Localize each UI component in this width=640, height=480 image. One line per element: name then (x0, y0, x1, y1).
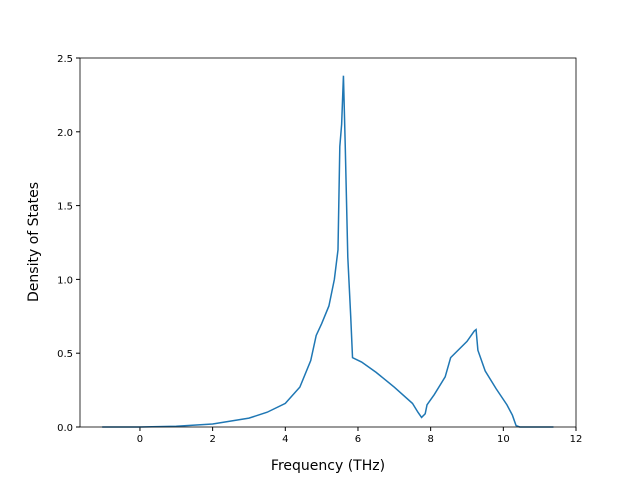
x-tick-label: 10 (497, 434, 510, 445)
x-tick-label: 0 (137, 434, 143, 445)
y-tick-label: 1.0 (57, 275, 73, 286)
x-tick-label: 4 (282, 434, 288, 445)
x-tick-label: 6 (355, 434, 361, 445)
y-tick-label: 0.5 (57, 349, 73, 360)
y-tick-label: 1.5 (57, 202, 73, 213)
x-tick-label: 12 (570, 434, 583, 445)
plot-frame (79, 57, 577, 428)
y-axis-label: Density of States (26, 182, 42, 302)
x-tick-label: 8 (427, 434, 433, 445)
y-tick-label: 0.0 (57, 423, 73, 434)
y-tick-label: 2.0 (57, 128, 73, 139)
line (102, 75, 554, 428)
x-tick-label: 2 (209, 434, 215, 445)
y-tick-label: 2.5 (57, 54, 73, 65)
x-axis-label: Frequency (THz) (271, 458, 385, 474)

> DIRECTION: Return each line of the item above verbatim, leaving out the picture.

> TASK OUTPUT:
Localize each UI component in this width=640, height=480 image. One line per element: name then (x0, y0, x1, y1).
x-tick-label: 10 (497, 434, 510, 445)
x-tick-label: 0 (137, 434, 143, 445)
y-tick-label: 1.0 (57, 275, 73, 286)
x-tick-label: 4 (282, 434, 288, 445)
x-tick-label: 6 (355, 434, 361, 445)
y-tick-label: 0.5 (57, 349, 73, 360)
y-tick-label: 1.5 (57, 202, 73, 213)
x-tick-label: 12 (570, 434, 583, 445)
plot-frame (79, 57, 577, 428)
y-axis-label: Density of States (26, 182, 42, 302)
x-tick-label: 8 (427, 434, 433, 445)
y-tick-label: 0.0 (57, 423, 73, 434)
y-tick-label: 2.0 (57, 128, 73, 139)
line (102, 75, 554, 428)
x-tick-label: 2 (209, 434, 215, 445)
y-tick-label: 2.5 (57, 54, 73, 65)
x-axis-label: Frequency (THz) (271, 458, 385, 474)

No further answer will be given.